What is being asked:
For this exercise, copy out each line of the material below that includes "name".

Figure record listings
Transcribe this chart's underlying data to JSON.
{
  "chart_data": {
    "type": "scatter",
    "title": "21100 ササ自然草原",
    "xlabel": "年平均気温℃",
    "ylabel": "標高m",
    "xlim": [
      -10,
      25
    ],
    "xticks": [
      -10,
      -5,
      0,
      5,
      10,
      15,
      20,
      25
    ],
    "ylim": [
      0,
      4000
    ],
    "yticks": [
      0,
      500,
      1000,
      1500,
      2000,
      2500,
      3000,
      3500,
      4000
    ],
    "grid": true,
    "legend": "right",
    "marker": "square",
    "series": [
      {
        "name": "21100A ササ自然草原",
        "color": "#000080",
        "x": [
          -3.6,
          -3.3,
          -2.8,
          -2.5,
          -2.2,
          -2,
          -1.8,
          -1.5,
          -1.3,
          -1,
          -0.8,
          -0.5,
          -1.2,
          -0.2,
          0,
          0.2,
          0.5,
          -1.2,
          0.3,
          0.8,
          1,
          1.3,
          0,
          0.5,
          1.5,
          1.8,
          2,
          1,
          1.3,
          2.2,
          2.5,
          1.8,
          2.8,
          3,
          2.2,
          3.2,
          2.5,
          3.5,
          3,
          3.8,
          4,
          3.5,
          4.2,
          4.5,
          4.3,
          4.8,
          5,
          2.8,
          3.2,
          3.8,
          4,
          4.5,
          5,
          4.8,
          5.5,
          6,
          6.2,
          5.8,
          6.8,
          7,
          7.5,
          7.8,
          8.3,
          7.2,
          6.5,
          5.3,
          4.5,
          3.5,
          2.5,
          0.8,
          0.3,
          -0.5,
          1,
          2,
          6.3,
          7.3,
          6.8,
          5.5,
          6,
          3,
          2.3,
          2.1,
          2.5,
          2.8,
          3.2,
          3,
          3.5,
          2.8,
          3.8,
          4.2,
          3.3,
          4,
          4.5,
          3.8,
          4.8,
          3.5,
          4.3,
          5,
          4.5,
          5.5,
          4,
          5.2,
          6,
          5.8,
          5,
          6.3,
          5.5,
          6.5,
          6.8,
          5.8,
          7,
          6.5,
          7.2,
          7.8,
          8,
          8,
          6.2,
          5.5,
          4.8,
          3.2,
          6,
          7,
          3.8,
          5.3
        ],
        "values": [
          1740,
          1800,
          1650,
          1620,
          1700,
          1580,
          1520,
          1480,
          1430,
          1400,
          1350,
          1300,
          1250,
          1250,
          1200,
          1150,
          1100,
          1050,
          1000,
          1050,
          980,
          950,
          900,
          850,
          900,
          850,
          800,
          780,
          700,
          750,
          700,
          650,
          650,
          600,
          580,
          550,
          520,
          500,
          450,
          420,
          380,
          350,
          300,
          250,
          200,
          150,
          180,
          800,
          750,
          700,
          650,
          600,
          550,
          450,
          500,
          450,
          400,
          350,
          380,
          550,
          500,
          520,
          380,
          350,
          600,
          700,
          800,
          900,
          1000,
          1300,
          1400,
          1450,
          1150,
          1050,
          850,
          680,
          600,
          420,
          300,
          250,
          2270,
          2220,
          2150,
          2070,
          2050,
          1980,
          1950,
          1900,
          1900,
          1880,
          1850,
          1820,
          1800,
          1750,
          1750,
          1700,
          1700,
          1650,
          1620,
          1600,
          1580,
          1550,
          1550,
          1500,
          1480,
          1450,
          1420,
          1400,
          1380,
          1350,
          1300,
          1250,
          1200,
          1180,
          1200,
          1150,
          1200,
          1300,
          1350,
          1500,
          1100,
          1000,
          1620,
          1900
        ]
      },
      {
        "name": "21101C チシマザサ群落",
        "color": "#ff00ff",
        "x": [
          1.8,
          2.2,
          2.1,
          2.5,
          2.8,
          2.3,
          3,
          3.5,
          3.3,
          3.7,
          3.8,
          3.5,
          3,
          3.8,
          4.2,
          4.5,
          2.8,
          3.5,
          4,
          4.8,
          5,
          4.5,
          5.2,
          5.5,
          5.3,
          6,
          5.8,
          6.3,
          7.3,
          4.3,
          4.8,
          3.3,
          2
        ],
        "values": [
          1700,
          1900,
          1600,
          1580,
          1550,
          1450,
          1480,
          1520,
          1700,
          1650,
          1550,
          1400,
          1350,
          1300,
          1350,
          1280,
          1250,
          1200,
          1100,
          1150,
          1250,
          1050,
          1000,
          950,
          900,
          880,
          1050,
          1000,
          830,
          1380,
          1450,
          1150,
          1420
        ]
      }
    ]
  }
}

Task output:
        "name": "21100A ササ自然草原",
        "name": "21101C チシマザサ群落",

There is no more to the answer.